##### Exercise inputs #####

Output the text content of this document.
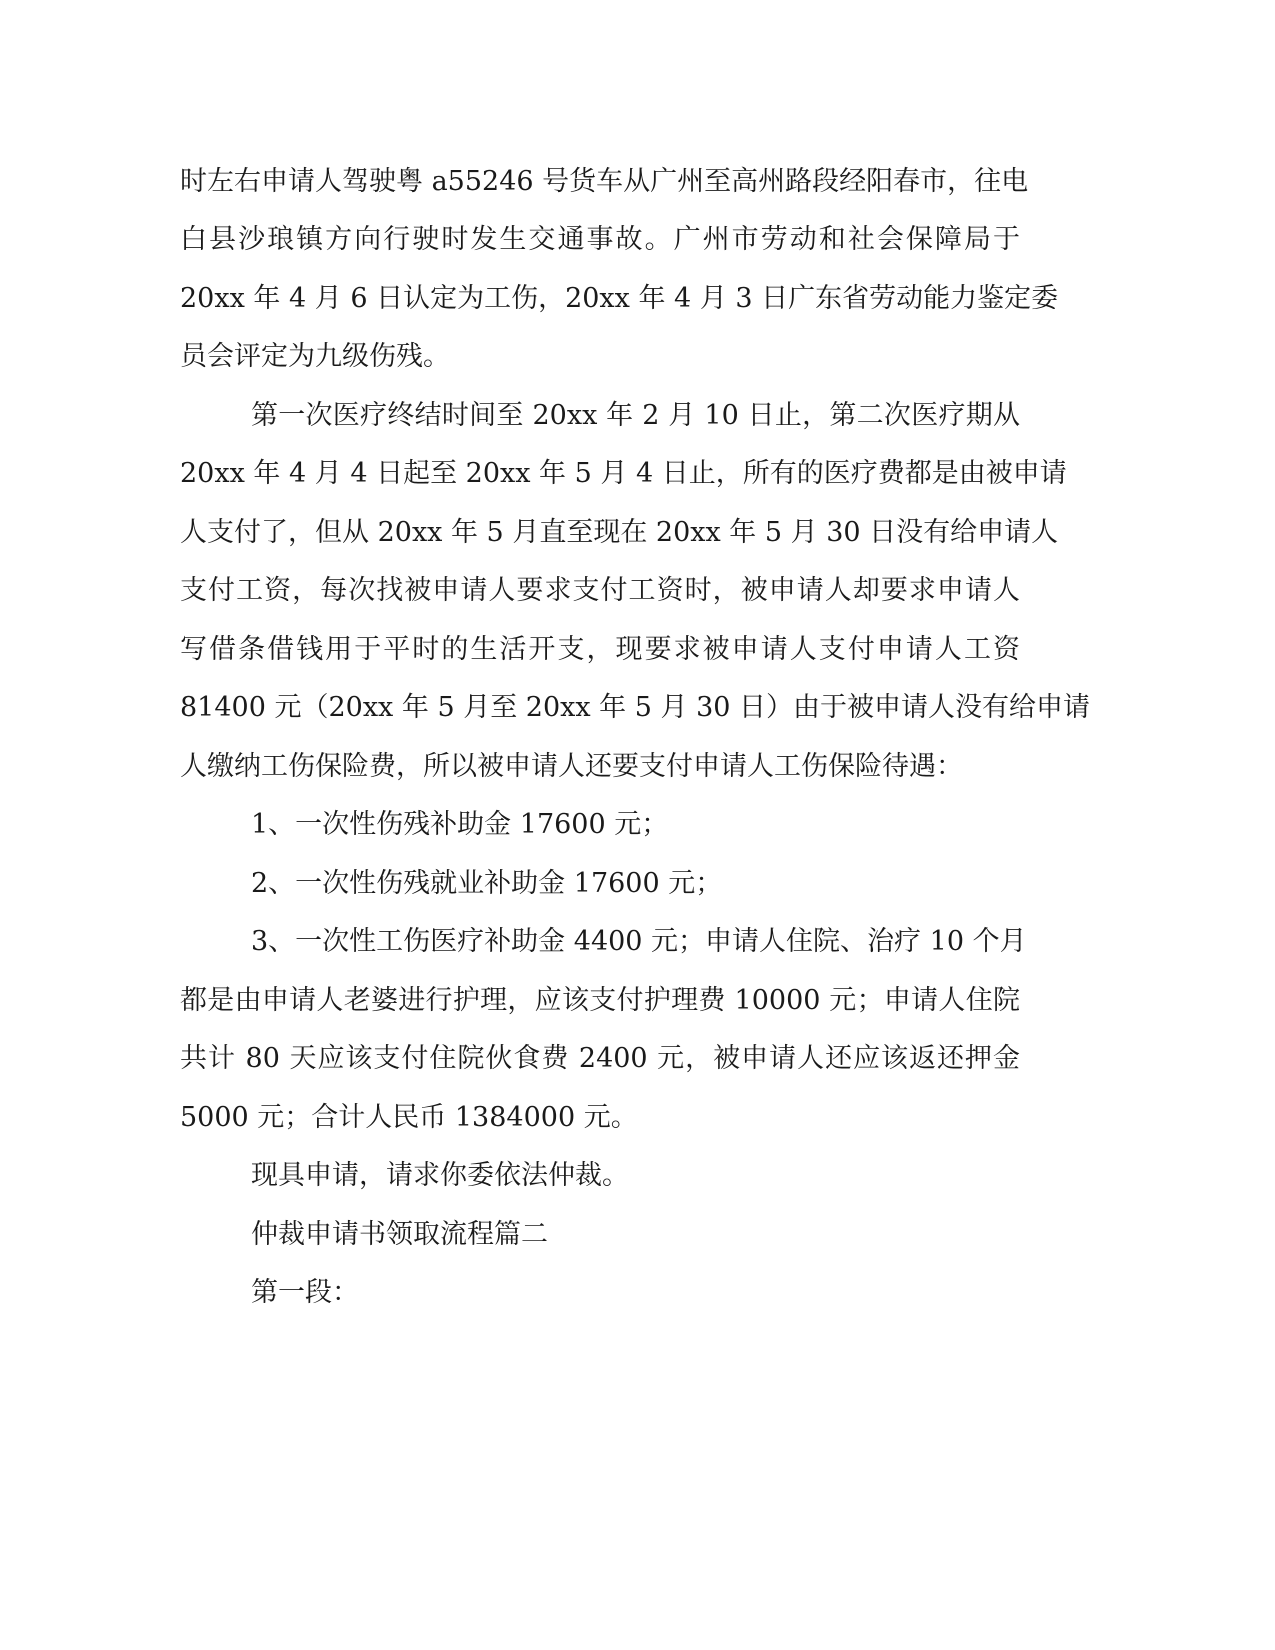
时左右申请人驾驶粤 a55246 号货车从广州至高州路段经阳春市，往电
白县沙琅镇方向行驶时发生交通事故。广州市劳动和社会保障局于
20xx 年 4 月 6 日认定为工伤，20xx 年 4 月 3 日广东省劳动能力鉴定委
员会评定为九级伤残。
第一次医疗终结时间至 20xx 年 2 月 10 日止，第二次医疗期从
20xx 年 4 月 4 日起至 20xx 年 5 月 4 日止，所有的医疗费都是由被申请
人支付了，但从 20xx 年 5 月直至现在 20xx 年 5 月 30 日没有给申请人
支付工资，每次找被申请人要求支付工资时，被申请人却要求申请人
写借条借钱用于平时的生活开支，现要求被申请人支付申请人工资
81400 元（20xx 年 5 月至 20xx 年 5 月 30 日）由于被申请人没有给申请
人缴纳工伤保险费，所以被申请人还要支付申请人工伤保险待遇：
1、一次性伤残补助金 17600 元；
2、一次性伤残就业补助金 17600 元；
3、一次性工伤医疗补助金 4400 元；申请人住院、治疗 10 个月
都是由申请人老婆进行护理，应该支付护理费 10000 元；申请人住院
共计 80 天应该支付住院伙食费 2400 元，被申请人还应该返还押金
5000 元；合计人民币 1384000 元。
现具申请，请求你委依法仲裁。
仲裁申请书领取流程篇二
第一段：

#####

◆ What is needed
Give the data above again in full and unchanged, skipping the pictures.

◆ Solution below
Output the text content of this document.
时左右申请人驾驶粤 a55246 号货车从广州至高州路段经阳春市，往电
白县沙琅镇方向行驶时发生交通事故。广州市劳动和社会保障局于
20xx 年 4 月 6 日认定为工伤，20xx 年 4 月 3 日广东省劳动能力鉴定委
员会评定为九级伤残。
第一次医疗终结时间至 20xx 年 2 月 10 日止，第二次医疗期从
20xx 年 4 月 4 日起至 20xx 年 5 月 4 日止，所有的医疗费都是由被申请
人支付了，但从 20xx 年 5 月直至现在 20xx 年 5 月 30 日没有给申请人
支付工资，每次找被申请人要求支付工资时，被申请人却要求申请人
写借条借钱用于平时的生活开支，现要求被申请人支付申请人工资
81400 元（20xx 年 5 月至 20xx 年 5 月 30 日）由于被申请人没有给申请
人缴纳工伤保险费，所以被申请人还要支付申请人工伤保险待遇：
1、一次性伤残补助金 17600 元；
2、一次性伤残就业补助金 17600 元；
3、一次性工伤医疗补助金 4400 元；申请人住院、治疗 10 个月
都是由申请人老婆进行护理，应该支付护理费 10000 元；申请人住院
共计 80 天应该支付住院伙食费 2400 元，被申请人还应该返还押金
5000 元；合计人民币 1384000 元。
现具申请，请求你委依法仲裁。
仲裁申请书领取流程篇二
第一段：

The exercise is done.